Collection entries
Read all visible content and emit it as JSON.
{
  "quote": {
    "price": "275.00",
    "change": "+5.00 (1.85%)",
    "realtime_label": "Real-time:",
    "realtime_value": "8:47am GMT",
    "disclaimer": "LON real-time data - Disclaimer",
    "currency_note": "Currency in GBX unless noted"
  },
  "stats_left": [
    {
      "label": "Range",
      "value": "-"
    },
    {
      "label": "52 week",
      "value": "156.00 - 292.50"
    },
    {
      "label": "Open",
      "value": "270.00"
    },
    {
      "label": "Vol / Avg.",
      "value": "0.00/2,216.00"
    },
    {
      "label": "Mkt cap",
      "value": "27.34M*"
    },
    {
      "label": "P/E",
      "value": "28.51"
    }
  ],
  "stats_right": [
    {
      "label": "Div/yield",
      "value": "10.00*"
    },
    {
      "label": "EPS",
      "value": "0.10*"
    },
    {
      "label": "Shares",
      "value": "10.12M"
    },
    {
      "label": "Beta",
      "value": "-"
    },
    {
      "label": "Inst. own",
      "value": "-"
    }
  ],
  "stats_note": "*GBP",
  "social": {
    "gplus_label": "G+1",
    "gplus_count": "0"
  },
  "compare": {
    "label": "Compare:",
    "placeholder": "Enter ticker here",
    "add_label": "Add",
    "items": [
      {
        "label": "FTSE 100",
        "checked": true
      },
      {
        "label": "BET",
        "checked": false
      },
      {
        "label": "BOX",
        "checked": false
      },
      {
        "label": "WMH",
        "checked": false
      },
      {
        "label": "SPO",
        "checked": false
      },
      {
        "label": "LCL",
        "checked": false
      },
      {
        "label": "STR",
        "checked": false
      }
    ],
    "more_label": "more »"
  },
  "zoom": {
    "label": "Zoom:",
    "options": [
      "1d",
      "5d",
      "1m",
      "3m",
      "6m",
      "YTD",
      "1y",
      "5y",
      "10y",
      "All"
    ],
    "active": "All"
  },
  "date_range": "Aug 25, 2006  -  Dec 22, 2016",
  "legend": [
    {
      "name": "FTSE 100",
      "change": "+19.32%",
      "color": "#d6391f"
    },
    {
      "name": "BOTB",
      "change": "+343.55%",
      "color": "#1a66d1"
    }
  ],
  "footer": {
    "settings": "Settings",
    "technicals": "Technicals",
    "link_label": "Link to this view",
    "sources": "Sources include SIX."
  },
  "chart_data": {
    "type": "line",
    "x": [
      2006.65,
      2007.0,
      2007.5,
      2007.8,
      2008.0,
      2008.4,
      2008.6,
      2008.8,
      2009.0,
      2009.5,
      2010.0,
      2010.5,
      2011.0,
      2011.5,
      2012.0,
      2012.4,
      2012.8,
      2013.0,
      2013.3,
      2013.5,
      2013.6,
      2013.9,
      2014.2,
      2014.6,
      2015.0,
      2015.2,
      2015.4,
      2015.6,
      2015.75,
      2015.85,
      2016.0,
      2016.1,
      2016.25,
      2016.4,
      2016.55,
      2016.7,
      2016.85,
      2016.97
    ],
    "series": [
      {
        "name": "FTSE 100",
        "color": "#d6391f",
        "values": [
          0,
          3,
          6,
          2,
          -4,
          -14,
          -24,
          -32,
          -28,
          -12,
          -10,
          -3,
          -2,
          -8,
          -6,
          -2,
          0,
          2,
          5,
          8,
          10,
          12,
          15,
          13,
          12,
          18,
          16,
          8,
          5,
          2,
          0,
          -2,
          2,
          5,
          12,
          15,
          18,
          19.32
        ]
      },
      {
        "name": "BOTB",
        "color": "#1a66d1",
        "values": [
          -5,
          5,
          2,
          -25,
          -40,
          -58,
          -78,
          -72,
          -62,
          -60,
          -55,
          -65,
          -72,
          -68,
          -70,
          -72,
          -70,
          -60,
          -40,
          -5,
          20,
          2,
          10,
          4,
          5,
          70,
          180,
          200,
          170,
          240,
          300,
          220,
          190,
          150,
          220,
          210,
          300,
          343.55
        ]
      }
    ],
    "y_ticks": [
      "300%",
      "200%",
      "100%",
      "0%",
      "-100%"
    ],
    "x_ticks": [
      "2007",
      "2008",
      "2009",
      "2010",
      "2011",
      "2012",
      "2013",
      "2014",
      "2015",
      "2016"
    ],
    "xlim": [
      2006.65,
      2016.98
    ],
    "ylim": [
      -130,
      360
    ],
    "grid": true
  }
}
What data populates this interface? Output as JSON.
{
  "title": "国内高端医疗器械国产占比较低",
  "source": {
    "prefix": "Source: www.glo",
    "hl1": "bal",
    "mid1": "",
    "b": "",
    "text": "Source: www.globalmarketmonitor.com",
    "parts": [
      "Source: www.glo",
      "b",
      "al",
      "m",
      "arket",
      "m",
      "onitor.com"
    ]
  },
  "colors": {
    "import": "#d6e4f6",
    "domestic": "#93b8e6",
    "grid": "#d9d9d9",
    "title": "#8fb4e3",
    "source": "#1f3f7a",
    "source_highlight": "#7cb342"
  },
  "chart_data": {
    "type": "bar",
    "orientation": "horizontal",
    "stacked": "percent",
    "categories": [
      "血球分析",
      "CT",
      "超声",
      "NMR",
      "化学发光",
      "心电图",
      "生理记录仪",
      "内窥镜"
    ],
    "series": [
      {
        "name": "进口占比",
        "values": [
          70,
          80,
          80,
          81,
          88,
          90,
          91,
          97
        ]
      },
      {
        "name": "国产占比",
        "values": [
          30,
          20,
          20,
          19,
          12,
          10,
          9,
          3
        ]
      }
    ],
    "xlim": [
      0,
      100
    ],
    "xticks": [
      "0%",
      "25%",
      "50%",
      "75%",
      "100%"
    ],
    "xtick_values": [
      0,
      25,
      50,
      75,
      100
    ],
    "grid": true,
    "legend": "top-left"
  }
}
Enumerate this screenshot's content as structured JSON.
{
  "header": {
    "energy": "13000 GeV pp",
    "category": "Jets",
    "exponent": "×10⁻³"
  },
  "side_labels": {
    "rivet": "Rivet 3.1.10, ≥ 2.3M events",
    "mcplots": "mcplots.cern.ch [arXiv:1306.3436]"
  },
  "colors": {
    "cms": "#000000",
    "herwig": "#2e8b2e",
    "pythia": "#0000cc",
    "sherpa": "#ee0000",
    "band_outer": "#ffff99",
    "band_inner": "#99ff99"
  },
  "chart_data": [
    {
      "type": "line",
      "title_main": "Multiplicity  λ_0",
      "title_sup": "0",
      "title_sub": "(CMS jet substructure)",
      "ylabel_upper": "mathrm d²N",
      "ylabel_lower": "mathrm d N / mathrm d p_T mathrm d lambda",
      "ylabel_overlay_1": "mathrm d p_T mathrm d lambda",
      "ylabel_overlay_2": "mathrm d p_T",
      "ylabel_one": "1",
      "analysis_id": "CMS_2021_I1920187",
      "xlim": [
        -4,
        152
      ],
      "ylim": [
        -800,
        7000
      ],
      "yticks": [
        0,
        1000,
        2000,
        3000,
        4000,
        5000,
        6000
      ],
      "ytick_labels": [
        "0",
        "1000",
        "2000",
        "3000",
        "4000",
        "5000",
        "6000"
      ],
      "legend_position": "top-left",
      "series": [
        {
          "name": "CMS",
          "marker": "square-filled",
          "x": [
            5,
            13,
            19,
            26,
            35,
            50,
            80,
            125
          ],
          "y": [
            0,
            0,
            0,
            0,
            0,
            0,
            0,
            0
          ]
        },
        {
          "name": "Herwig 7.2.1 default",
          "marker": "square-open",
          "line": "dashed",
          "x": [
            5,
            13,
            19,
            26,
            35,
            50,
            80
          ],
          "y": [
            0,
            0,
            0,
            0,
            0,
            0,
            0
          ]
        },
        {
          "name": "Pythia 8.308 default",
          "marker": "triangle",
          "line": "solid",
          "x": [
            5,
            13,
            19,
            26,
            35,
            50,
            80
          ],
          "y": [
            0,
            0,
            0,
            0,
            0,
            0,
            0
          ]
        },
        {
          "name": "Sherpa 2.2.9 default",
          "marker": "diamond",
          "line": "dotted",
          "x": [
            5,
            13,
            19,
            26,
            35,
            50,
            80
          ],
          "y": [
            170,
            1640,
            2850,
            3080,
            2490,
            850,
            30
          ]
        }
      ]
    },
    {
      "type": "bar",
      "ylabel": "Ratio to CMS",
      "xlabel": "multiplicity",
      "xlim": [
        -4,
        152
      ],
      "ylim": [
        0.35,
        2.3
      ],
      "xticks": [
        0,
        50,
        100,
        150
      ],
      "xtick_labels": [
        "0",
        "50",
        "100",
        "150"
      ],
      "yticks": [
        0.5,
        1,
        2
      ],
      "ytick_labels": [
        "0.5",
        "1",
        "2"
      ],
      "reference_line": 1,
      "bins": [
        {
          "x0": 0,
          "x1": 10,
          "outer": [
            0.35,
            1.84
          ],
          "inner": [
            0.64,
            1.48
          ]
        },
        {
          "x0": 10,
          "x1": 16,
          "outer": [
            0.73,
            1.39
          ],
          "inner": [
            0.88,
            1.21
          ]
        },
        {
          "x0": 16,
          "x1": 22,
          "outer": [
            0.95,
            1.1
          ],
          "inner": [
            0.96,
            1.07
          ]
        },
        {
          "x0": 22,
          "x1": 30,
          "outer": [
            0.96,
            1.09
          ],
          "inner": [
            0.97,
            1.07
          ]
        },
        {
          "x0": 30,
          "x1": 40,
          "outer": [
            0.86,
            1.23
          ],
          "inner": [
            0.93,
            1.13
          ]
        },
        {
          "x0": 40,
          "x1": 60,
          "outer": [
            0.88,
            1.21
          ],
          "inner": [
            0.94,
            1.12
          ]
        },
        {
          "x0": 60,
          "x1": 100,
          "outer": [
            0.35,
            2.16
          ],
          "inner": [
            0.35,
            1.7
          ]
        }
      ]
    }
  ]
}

*WHAT IS REQUIRED*
Copy out every line of the data that includes the word "FTSE".

*WRITTEN ANSWER*
        "label": "FTSE 100",
      "name": "FTSE 100",
        "name": "FTSE 100",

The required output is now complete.